◆ THE INPUT
* * * *

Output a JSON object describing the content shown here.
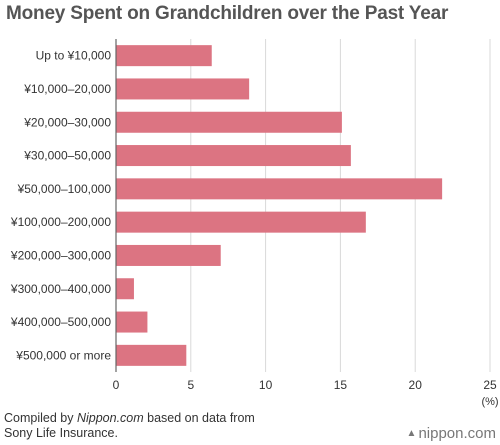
{
  "chart_data": {
    "type": "bar",
    "orientation": "horizontal",
    "title": "Money Spent on Grandchildren over the Past Year",
    "categories": [
      "Up to ¥10,000",
      "¥10,000–20,000",
      "¥20,000–30,000",
      "¥30,000–50,000",
      "¥50,000–100,000",
      "¥100,000–200,000",
      "¥200,000–300,000",
      "¥300,000–400,000",
      "¥400,000–500,000",
      "¥500,000 or more"
    ],
    "values": [
      6.4,
      8.9,
      15.1,
      15.7,
      21.8,
      16.7,
      7.0,
      1.2,
      2.1,
      4.7
    ],
    "xlim": [
      0,
      25
    ],
    "xticks": [
      "0",
      "5",
      "10",
      "15",
      "20",
      "25"
    ],
    "unit_label": "(%)",
    "bar_color": "#dc7482",
    "grid": true
  },
  "footer": {
    "source_prefix": "Compiled by ",
    "source_italic": "Nippon.com",
    "source_suffix": " based on data from",
    "source_line2": "Sony Life Insurance.",
    "brand": "nippon.com",
    "brand_icon": "triangles-icon"
  }
}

* * * *

Print all of the records shown above exactly, leaving out each picture.

Output a JSON object describing the content shown here.
{
  "chart_data": {
    "type": "bar",
    "orientation": "horizontal",
    "title": "Money Spent on Grandchildren over the Past Year",
    "categories": [
      "Up to ¥10,000",
      "¥10,000–20,000",
      "¥20,000–30,000",
      "¥30,000–50,000",
      "¥50,000–100,000",
      "¥100,000–200,000",
      "¥200,000–300,000",
      "¥300,000–400,000",
      "¥400,000–500,000",
      "¥500,000 or more"
    ],
    "values": [
      6.4,
      8.9,
      15.1,
      15.7,
      21.8,
      16.7,
      7.0,
      1.2,
      2.1,
      4.7
    ],
    "xlim": [
      0,
      25
    ],
    "xticks": [
      "0",
      "5",
      "10",
      "15",
      "20",
      "25"
    ],
    "unit_label": "(%)",
    "bar_color": "#dc7482",
    "grid": true
  },
  "footer": {
    "source_prefix": "Compiled by ",
    "source_italic": "Nippon.com",
    "source_suffix": " based on data from",
    "source_line2": "Sony Life Insurance.",
    "brand": "nippon.com",
    "brand_icon": "triangles-icon"
  }
}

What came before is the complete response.